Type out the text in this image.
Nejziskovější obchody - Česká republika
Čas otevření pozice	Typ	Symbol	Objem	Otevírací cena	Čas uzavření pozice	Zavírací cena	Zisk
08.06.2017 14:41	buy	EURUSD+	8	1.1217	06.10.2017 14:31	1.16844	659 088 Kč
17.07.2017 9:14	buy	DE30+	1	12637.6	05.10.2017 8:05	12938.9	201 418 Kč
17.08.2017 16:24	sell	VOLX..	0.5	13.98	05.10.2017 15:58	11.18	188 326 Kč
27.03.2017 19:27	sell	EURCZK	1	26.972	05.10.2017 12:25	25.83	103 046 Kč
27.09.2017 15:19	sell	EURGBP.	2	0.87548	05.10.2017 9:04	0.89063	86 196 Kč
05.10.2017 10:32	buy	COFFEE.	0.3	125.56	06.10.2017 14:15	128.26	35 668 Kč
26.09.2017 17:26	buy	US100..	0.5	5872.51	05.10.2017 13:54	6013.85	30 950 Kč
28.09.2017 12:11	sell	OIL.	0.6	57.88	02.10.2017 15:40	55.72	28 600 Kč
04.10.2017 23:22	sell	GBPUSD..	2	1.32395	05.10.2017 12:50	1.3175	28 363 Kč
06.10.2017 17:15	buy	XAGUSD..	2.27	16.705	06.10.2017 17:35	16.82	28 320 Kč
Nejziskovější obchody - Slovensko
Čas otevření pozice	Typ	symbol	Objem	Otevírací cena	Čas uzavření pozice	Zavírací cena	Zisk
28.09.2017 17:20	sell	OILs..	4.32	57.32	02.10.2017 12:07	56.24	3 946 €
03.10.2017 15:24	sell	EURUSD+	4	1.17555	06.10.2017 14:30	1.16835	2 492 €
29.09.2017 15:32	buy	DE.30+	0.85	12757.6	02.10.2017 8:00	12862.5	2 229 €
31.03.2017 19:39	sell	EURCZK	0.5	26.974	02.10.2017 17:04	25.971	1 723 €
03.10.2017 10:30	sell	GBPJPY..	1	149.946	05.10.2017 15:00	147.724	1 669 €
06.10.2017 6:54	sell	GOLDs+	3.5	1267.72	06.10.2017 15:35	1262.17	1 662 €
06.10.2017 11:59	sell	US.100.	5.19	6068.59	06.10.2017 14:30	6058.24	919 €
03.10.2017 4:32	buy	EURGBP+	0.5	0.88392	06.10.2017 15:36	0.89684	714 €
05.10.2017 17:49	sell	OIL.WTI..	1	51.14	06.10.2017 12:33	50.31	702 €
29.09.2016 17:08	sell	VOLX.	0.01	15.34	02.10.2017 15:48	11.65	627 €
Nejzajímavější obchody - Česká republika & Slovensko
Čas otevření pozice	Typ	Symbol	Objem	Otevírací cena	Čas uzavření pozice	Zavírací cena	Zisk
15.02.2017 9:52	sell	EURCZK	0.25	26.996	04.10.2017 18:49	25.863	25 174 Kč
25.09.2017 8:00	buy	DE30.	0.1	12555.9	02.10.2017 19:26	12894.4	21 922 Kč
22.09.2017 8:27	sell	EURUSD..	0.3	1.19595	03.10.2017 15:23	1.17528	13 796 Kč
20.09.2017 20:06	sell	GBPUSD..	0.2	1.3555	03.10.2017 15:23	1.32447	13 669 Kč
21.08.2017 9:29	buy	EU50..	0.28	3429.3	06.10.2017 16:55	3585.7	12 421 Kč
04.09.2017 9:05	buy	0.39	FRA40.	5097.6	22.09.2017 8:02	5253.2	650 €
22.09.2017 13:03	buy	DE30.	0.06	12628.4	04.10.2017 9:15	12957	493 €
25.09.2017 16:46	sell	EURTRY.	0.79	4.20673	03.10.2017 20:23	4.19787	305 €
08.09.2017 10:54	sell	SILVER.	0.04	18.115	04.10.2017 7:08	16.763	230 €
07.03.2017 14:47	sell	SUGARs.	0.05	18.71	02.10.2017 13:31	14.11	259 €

» EXERCISE REQUIREMENTS:
Each line of the material above needs to be quoted exactly, please.

» SOLUTION FOR THIS TASK:
Type out the text in this image.
Nejziskovější obchody - Česká republika
Čas otevření pozice	Typ	Symbol	Objem	Otevírací cena	Čas uzavření pozice	Zavírací cena	Zisk
08.06.2017 14:41	buy	EURUSD+	8	1.1217	06.10.2017 14:31	1.16844	659 088 Kč
17.07.2017 9:14	buy	DE30+	1	12637.6	05.10.2017 8:05	12938.9	201 418 Kč
17.08.2017 16:24	sell	VOLX..	0.5	13.98	05.10.2017 15:58	11.18	188 326 Kč
27.03.2017 19:27	sell	EURCZK	1	26.972	05.10.2017 12:25	25.83	103 046 Kč
27.09.2017 15:19	sell	EURGBP.	2	0.87548	05.10.2017 9:04	0.89063	86 196 Kč
05.10.2017 10:32	buy	COFFEE.	0.3	125.56	06.10.2017 14:15	128.26	35 668 Kč
26.09.2017 17:26	buy	US100..	0.5	5872.51	05.10.2017 13:54	6013.85	30 950 Kč
28.09.2017 12:11	sell	OIL.	0.6	57.88	02.10.2017 15:40	55.72	28 600 Kč
04.10.2017 23:22	sell	GBPUSD..	2	1.32395	05.10.2017 12:50	1.3175	28 363 Kč
06.10.2017 17:15	buy	XAGUSD..	2.27	16.705	06.10.2017 17:35	16.82	28 320 Kč
Nejziskovější obchody - Slovensko
Čas otevření pozice	Typ	symbol	Objem	Otevírací cena	Čas uzavření pozice	Zavírací cena	Zisk
28.09.2017 17:20	sell	OILs..	4.32	57.32	02.10.2017 12:07	56.24	3 946 €
03.10.2017 15:24	sell	EURUSD+	4	1.17555	06.10.2017 14:30	1.16835	2 492 €
29.09.2017 15:32	buy	DE.30+	0.85	12757.6	02.10.2017 8:00	12862.5	2 229 €
31.03.2017 19:39	sell	EURCZK	0.5	26.974	02.10.2017 17:04	25.971	1 723 €
03.10.2017 10:30	sell	GBPJPY..	1	149.946	05.10.2017 15:00	147.724	1 669 €
06.10.2017 6:54	sell	GOLDs+	3.5	1267.72	06.10.2017 15:35	1262.17	1 662 €
06.10.2017 11:59	sell	US.100.	5.19	6068.59	06.10.2017 14:30	6058.24	919 €
03.10.2017 4:32	buy	EURGBP+	0.5	0.88392	06.10.2017 15:36	0.89684	714 €
05.10.2017 17:49	sell	OIL.WTI..	1	51.14	06.10.2017 12:33	50.31	702 €
29.09.2016 17:08	sell	VOLX.	0.01	15.34	02.10.2017 15:48	11.65	627 €
Nejzajímavější obchody - Česká republika & Slovensko
Čas otevření pozice	Typ	Symbol	Objem	Otevírací cena	Čas uzavření pozice	Zavírací cena	Zisk
15.02.2017 9:52	sell	EURCZK	0.25	26.996	04.10.2017 18:49	25.863	25 174 Kč
25.09.2017 8:00	buy	DE30.	0.1	12555.9	02.10.2017 19:26	12894.4	21 922 Kč
22.09.2017 8:27	sell	EURUSD..	0.3	1.19595	03.10.2017 15:23	1.17528	13 796 Kč
20.09.2017 20:06	sell	GBPUSD..	0.2	1.3555	03.10.2017 15:23	1.32447	13 669 Kč
21.08.2017 9:29	buy	EU50..	0.28	3429.3	06.10.2017 16:55	3585.7	12 421 Kč
04.09.2017 9:05	buy	0.39	FRA40.	5097.6	22.09.2017 8:02	5253.2	650 €
22.09.2017 13:03	buy	DE30.	0.06	12628.4	04.10.2017 9:15	12957	493 €
25.09.2017 16:46	sell	EURTRY.	0.79	4.20673	03.10.2017 20:23	4.19787	305 €
08.09.2017 10:54	sell	SILVER.	0.04	18.115	04.10.2017 7:08	16.763	230 €
07.03.2017 14:47	sell	SUGARs.	0.05	18.71	02.10.2017 13:31	14.11	259 €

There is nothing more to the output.